→ RECORDS SUPPLIED
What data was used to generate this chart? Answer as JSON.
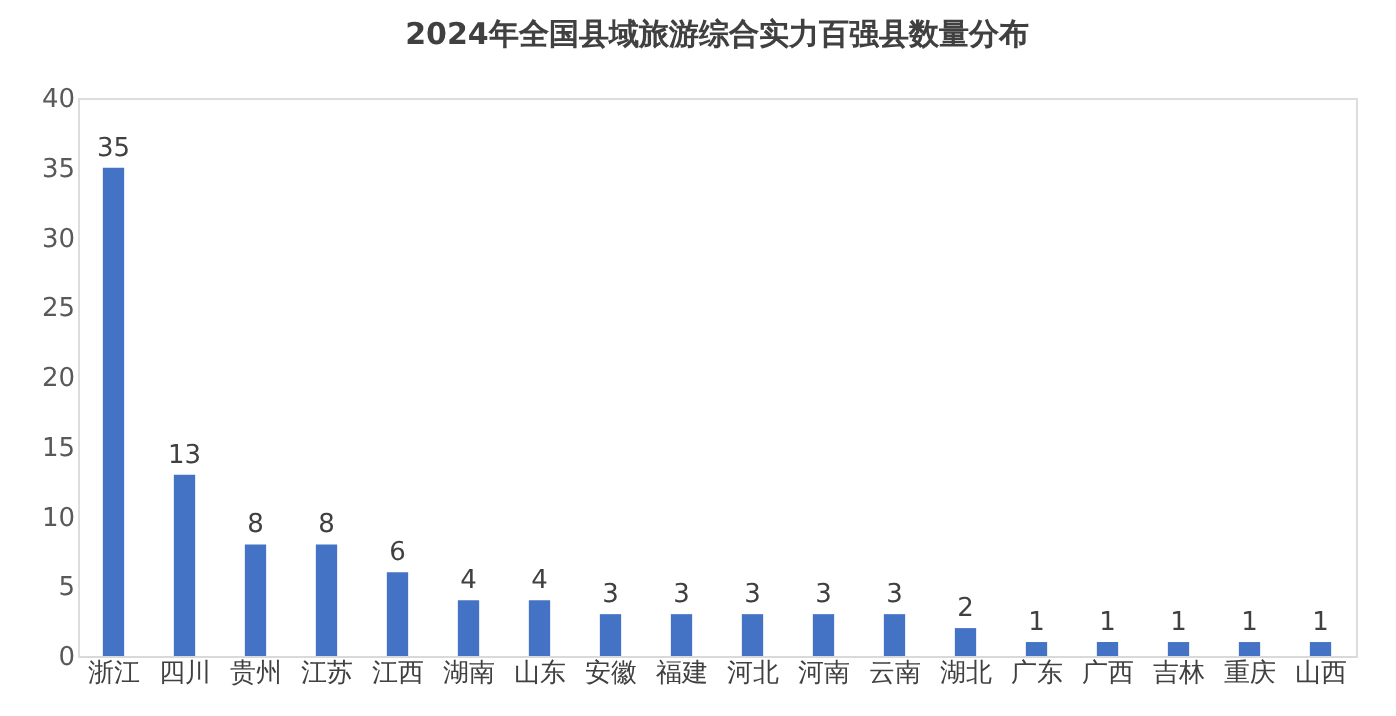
{
  "chart_data": {
    "type": "bar",
    "title": "2024年全国县域旅游综合实力百强县数量分布",
    "categories": [
      "浙江",
      "四川",
      "贵州",
      "江苏",
      "江西",
      "湖南",
      "山东",
      "安徽",
      "福建",
      "河北",
      "河南",
      "云南",
      "湖北",
      "广东",
      "广西",
      "吉林",
      "重庆",
      "山西"
    ],
    "values": [
      35,
      13,
      8,
      8,
      6,
      4,
      4,
      3,
      3,
      3,
      3,
      3,
      2,
      1,
      1,
      1,
      1,
      1
    ],
    "color": "#4472c4",
    "ylim": [
      0,
      40
    ],
    "yticks": [
      0,
      5,
      10,
      15,
      20,
      25,
      30,
      35,
      40
    ],
    "grid": false,
    "data_labels": true
  }
}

→ GIVEN EXERCISE
Output the data exactly. Pictures don't belong in the result.

→ TASK OUTPUT
What data was used to generate this chart? Answer as JSON.
{
  "chart_data": {
    "type": "bar",
    "title": "2024年全国县域旅游综合实力百强县数量分布",
    "categories": [
      "浙江",
      "四川",
      "贵州",
      "江苏",
      "江西",
      "湖南",
      "山东",
      "安徽",
      "福建",
      "河北",
      "河南",
      "云南",
      "湖北",
      "广东",
      "广西",
      "吉林",
      "重庆",
      "山西"
    ],
    "values": [
      35,
      13,
      8,
      8,
      6,
      4,
      4,
      3,
      3,
      3,
      3,
      3,
      2,
      1,
      1,
      1,
      1,
      1
    ],
    "color": "#4472c4",
    "ylim": [
      0,
      40
    ],
    "yticks": [
      0,
      5,
      10,
      15,
      20,
      25,
      30,
      35,
      40
    ],
    "grid": false,
    "data_labels": true
  }
}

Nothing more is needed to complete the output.